THE REQUEST: The entries below should be transcribed in their entirety, exactly as written.

AVAILABLE RECORDS:
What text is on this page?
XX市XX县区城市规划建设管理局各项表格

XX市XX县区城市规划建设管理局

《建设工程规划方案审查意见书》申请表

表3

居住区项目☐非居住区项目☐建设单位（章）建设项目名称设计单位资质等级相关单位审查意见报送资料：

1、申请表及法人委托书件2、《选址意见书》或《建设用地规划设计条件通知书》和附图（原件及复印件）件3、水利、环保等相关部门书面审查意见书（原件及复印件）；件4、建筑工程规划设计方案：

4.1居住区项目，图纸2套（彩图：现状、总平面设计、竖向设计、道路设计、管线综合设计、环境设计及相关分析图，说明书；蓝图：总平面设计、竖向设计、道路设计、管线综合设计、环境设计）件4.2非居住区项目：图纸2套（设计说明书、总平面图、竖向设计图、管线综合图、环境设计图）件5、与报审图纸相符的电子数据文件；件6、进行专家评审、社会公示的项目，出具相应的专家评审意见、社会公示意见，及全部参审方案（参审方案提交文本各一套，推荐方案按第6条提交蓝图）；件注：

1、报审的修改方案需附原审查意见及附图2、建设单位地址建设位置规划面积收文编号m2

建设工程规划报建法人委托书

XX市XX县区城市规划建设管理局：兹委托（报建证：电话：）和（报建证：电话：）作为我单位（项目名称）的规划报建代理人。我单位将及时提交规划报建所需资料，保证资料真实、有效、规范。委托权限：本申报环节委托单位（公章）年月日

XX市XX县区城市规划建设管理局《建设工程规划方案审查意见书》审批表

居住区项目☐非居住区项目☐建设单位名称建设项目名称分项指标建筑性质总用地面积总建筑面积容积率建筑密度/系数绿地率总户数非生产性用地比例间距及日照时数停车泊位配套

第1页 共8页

THE OUTPUT:
What text is on this page?
XX市XX县区城市规划建设管理局各项表格

XX市XX县区城市规划建设管理局

《建设工程规划方案审查意见书》申请表

表3

居住区项目☐非居住区项目☐建设单位（章）建设项目名称设计单位资质等级相关单位审查意见报送资料：

1、申请表及法人委托书件2、《选址意见书》或《建设用地规划设计条件通知书》和附图（原件及复印件）件3、水利、环保等相关部门书面审查意见书（原件及复印件）；件4、建筑工程规划设计方案：

4.1居住区项目，图纸2套（彩图：现状、总平面设计、竖向设计、道路设计、管线综合设计、环境设计及相关分析图，说明书；蓝图：总平面设计、竖向设计、道路设计、管线综合设计、环境设计）件4.2非居住区项目：图纸2套（设计说明书、总平面图、竖向设计图、管线综合图、环境设计图）件5、与报审图纸相符的电子数据文件；件6、进行专家评审、社会公示的项目，出具相应的专家评审意见、社会公示意见，及全部参审方案（参审方案提交文本各一套，推荐方案按第6条提交蓝图）；件注：

1、报审的修改方案需附原审查意见及附图2、建设单位地址建设位置规划面积收文编号m2

建设工程规划报建法人委托书

XX市XX县区城市规划建设管理局：兹委托（报建证：电话：）和（报建证：电话：）作为我单位（项目名称）的规划报建代理人。我单位将及时提交规划报建所需资料，保证资料真实、有效、规范。委托权限：本申报环节委托单位（公章）年月日

XX市XX县区城市规划建设管理局《建设工程规划方案审查意见书》审批表

居住区项目☐非居住区项目☐建设单位名称建设项目名称分项指标建筑性质总用地面积总建筑面积容积率建筑密度/系数绿地率总户数非生产性用地比例间距及日照时数停车泊位配套

第1页 共8页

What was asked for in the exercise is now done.